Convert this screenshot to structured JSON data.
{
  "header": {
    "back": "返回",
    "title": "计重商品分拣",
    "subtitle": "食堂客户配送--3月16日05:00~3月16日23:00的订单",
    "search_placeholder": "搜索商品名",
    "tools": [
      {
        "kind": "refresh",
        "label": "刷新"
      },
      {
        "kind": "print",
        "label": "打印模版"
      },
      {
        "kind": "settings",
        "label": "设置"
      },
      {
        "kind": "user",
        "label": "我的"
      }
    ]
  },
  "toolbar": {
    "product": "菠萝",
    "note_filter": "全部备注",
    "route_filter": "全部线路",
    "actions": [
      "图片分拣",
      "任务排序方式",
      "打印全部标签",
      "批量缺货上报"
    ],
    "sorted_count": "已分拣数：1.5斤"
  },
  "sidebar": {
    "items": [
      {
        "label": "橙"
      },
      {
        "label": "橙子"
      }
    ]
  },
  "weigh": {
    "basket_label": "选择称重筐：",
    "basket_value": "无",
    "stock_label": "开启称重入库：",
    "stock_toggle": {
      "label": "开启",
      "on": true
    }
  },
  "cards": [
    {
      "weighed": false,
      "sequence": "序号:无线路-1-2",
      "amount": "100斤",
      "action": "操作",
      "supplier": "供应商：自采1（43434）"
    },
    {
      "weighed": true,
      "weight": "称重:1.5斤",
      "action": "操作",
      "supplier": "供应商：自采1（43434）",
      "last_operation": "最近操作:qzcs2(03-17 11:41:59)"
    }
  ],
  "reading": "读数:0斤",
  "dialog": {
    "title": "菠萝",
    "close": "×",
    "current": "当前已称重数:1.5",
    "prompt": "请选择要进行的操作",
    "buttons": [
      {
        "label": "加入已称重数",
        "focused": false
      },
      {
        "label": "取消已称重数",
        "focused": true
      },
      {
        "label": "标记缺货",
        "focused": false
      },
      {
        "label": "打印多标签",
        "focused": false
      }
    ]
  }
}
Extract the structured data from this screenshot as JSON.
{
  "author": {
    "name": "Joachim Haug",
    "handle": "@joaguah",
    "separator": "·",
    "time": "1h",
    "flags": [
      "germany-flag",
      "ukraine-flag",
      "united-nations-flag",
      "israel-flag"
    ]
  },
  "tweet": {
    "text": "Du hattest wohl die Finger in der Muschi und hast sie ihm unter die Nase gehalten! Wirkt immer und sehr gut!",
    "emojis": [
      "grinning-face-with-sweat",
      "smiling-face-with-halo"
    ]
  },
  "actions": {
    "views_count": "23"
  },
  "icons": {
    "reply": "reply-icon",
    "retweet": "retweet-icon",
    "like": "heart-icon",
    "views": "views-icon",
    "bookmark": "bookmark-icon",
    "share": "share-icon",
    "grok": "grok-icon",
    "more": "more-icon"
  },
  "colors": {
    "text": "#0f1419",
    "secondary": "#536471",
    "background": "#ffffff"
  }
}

EXERCISE PROMPT →
Copy all lines from the listing that contain "kind".

RESULT BELOW →
        "kind": "refresh",
        "kind": "print",
        "kind": "settings",
        "kind": "user",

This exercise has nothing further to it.